_TASK DESCRIPTION_. Print all of the entries exactly, minus the pictures.

_STORED DATA_.
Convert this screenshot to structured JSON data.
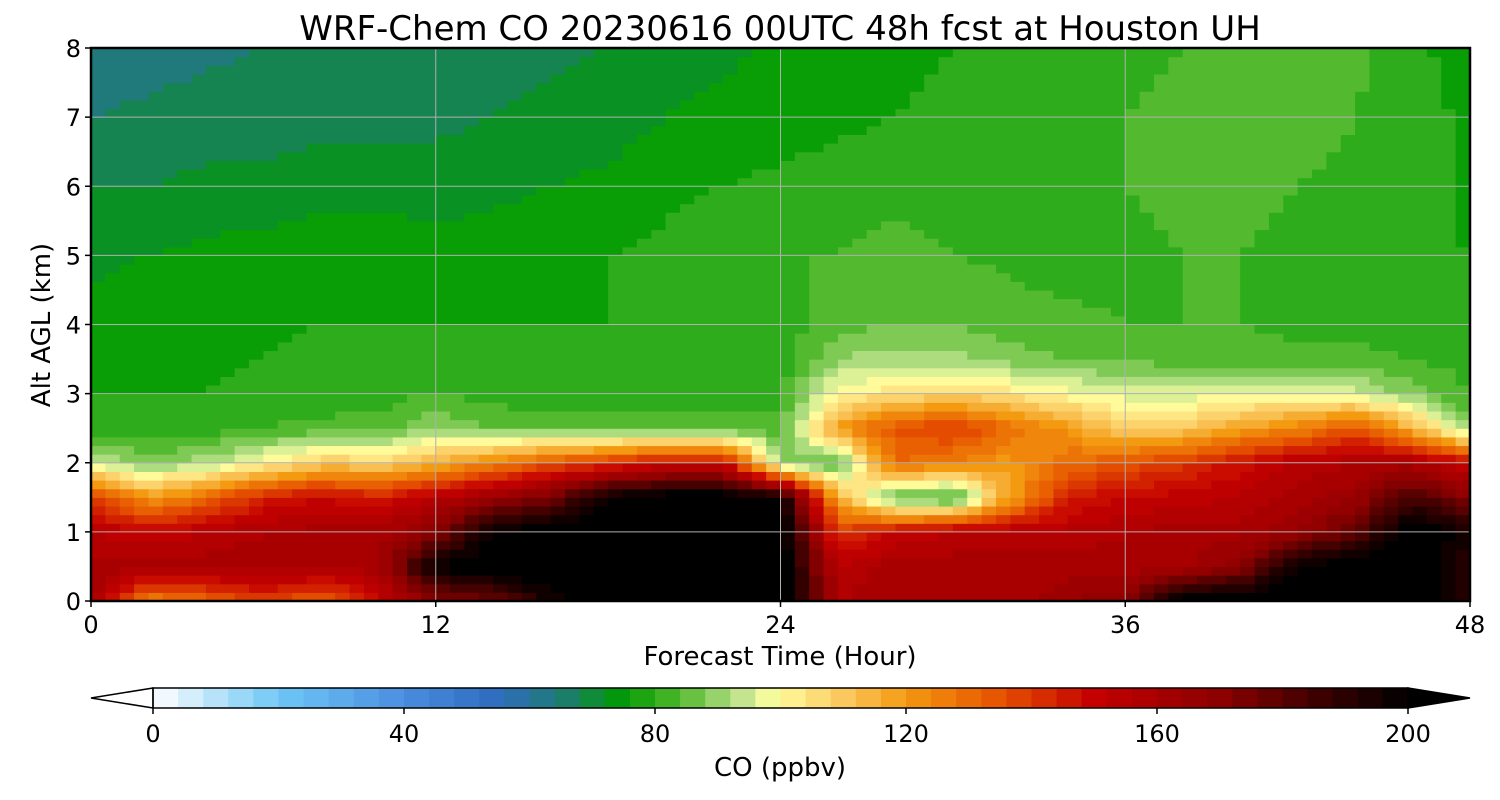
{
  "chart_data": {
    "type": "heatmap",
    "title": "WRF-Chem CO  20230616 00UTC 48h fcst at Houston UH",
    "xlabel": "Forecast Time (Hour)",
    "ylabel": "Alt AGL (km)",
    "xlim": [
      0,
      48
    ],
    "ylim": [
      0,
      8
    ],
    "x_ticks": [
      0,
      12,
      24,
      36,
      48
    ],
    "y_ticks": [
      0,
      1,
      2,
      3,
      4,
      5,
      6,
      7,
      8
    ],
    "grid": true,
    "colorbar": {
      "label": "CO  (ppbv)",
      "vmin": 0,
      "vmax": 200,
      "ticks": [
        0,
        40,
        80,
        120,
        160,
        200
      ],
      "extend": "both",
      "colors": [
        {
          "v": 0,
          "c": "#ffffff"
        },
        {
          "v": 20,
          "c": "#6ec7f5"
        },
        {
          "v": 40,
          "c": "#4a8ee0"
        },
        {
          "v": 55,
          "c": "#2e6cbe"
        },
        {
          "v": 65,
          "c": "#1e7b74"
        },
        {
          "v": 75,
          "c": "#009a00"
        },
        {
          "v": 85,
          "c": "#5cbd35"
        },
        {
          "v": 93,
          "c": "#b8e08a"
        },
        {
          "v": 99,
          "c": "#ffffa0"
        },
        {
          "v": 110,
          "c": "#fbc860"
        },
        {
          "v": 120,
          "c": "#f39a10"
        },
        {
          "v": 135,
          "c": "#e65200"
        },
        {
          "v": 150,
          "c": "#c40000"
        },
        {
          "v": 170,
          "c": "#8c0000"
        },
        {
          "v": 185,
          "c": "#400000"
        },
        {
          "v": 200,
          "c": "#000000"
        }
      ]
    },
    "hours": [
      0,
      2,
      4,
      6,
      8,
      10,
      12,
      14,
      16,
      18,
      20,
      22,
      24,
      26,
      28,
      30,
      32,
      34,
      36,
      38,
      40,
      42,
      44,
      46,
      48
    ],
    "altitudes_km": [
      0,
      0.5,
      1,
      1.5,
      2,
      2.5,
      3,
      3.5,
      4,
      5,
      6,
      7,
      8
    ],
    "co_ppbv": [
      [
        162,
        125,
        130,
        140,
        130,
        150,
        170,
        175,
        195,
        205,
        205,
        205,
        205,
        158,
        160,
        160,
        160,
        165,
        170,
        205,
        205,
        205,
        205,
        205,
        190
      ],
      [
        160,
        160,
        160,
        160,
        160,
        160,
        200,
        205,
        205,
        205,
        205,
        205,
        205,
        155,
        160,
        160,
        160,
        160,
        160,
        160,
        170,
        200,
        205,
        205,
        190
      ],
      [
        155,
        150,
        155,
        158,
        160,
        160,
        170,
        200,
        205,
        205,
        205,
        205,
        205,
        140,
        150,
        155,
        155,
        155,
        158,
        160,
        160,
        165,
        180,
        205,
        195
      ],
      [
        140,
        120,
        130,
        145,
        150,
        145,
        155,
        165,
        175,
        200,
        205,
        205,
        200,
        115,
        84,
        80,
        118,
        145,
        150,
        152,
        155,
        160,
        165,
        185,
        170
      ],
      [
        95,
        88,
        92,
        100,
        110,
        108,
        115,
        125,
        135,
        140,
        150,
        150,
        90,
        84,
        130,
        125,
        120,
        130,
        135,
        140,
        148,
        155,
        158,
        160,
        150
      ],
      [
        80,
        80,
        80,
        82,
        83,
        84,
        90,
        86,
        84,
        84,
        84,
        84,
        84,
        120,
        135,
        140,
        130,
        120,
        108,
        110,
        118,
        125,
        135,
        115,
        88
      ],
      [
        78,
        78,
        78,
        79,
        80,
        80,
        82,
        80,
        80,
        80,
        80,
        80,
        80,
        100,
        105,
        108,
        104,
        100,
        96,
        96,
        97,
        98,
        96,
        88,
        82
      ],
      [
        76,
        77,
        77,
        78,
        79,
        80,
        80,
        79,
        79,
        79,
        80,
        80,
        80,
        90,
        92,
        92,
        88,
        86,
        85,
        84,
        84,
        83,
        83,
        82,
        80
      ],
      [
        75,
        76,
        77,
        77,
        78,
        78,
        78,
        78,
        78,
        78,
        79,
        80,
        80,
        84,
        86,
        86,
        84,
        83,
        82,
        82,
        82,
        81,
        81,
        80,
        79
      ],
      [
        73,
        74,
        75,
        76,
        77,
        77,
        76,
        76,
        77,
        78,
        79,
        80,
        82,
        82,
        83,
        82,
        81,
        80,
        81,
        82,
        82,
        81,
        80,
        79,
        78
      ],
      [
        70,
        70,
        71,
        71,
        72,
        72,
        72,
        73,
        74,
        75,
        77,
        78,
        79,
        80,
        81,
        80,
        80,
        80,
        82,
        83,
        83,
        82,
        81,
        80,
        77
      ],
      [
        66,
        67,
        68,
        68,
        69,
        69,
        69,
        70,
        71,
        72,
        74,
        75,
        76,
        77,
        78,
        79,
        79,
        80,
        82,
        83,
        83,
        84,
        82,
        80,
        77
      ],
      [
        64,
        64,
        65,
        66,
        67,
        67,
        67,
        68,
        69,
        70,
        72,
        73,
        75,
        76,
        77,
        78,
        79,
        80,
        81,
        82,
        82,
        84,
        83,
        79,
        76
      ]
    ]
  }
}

_RESPONSE FOR THIS EXERCISE_.
Convert this screenshot to structured JSON data.
{
  "chart_data": {
    "type": "heatmap",
    "title": "WRF-Chem CO  20230616 00UTC 48h fcst at Houston UH",
    "xlabel": "Forecast Time (Hour)",
    "ylabel": "Alt AGL (km)",
    "xlim": [
      0,
      48
    ],
    "ylim": [
      0,
      8
    ],
    "x_ticks": [
      0,
      12,
      24,
      36,
      48
    ],
    "y_ticks": [
      0,
      1,
      2,
      3,
      4,
      5,
      6,
      7,
      8
    ],
    "grid": true,
    "colorbar": {
      "label": "CO  (ppbv)",
      "vmin": 0,
      "vmax": 200,
      "ticks": [
        0,
        40,
        80,
        120,
        160,
        200
      ],
      "extend": "both",
      "colors": [
        {
          "v": 0,
          "c": "#ffffff"
        },
        {
          "v": 20,
          "c": "#6ec7f5"
        },
        {
          "v": 40,
          "c": "#4a8ee0"
        },
        {
          "v": 55,
          "c": "#2e6cbe"
        },
        {
          "v": 65,
          "c": "#1e7b74"
        },
        {
          "v": 75,
          "c": "#009a00"
        },
        {
          "v": 85,
          "c": "#5cbd35"
        },
        {
          "v": 93,
          "c": "#b8e08a"
        },
        {
          "v": 99,
          "c": "#ffffa0"
        },
        {
          "v": 110,
          "c": "#fbc860"
        },
        {
          "v": 120,
          "c": "#f39a10"
        },
        {
          "v": 135,
          "c": "#e65200"
        },
        {
          "v": 150,
          "c": "#c40000"
        },
        {
          "v": 170,
          "c": "#8c0000"
        },
        {
          "v": 185,
          "c": "#400000"
        },
        {
          "v": 200,
          "c": "#000000"
        }
      ]
    },
    "hours": [
      0,
      2,
      4,
      6,
      8,
      10,
      12,
      14,
      16,
      18,
      20,
      22,
      24,
      26,
      28,
      30,
      32,
      34,
      36,
      38,
      40,
      42,
      44,
      46,
      48
    ],
    "altitudes_km": [
      0,
      0.5,
      1,
      1.5,
      2,
      2.5,
      3,
      3.5,
      4,
      5,
      6,
      7,
      8
    ],
    "co_ppbv": [
      [
        162,
        125,
        130,
        140,
        130,
        150,
        170,
        175,
        195,
        205,
        205,
        205,
        205,
        158,
        160,
        160,
        160,
        165,
        170,
        205,
        205,
        205,
        205,
        205,
        190
      ],
      [
        160,
        160,
        160,
        160,
        160,
        160,
        200,
        205,
        205,
        205,
        205,
        205,
        205,
        155,
        160,
        160,
        160,
        160,
        160,
        160,
        170,
        200,
        205,
        205,
        190
      ],
      [
        155,
        150,
        155,
        158,
        160,
        160,
        170,
        200,
        205,
        205,
        205,
        205,
        205,
        140,
        150,
        155,
        155,
        155,
        158,
        160,
        160,
        165,
        180,
        205,
        195
      ],
      [
        140,
        120,
        130,
        145,
        150,
        145,
        155,
        165,
        175,
        200,
        205,
        205,
        200,
        115,
        84,
        80,
        118,
        145,
        150,
        152,
        155,
        160,
        165,
        185,
        170
      ],
      [
        95,
        88,
        92,
        100,
        110,
        108,
        115,
        125,
        135,
        140,
        150,
        150,
        90,
        84,
        130,
        125,
        120,
        130,
        135,
        140,
        148,
        155,
        158,
        160,
        150
      ],
      [
        80,
        80,
        80,
        82,
        83,
        84,
        90,
        86,
        84,
        84,
        84,
        84,
        84,
        120,
        135,
        140,
        130,
        120,
        108,
        110,
        118,
        125,
        135,
        115,
        88
      ],
      [
        78,
        78,
        78,
        79,
        80,
        80,
        82,
        80,
        80,
        80,
        80,
        80,
        80,
        100,
        105,
        108,
        104,
        100,
        96,
        96,
        97,
        98,
        96,
        88,
        82
      ],
      [
        76,
        77,
        77,
        78,
        79,
        80,
        80,
        79,
        79,
        79,
        80,
        80,
        80,
        90,
        92,
        92,
        88,
        86,
        85,
        84,
        84,
        83,
        83,
        82,
        80
      ],
      [
        75,
        76,
        77,
        77,
        78,
        78,
        78,
        78,
        78,
        78,
        79,
        80,
        80,
        84,
        86,
        86,
        84,
        83,
        82,
        82,
        82,
        81,
        81,
        80,
        79
      ],
      [
        73,
        74,
        75,
        76,
        77,
        77,
        76,
        76,
        77,
        78,
        79,
        80,
        82,
        82,
        83,
        82,
        81,
        80,
        81,
        82,
        82,
        81,
        80,
        79,
        78
      ],
      [
        70,
        70,
        71,
        71,
        72,
        72,
        72,
        73,
        74,
        75,
        77,
        78,
        79,
        80,
        81,
        80,
        80,
        80,
        82,
        83,
        83,
        82,
        81,
        80,
        77
      ],
      [
        66,
        67,
        68,
        68,
        69,
        69,
        69,
        70,
        71,
        72,
        74,
        75,
        76,
        77,
        78,
        79,
        79,
        80,
        82,
        83,
        83,
        84,
        82,
        80,
        77
      ],
      [
        64,
        64,
        65,
        66,
        67,
        67,
        67,
        68,
        69,
        70,
        72,
        73,
        75,
        76,
        77,
        78,
        79,
        80,
        81,
        82,
        82,
        84,
        83,
        79,
        76
      ]
    ]
  }
}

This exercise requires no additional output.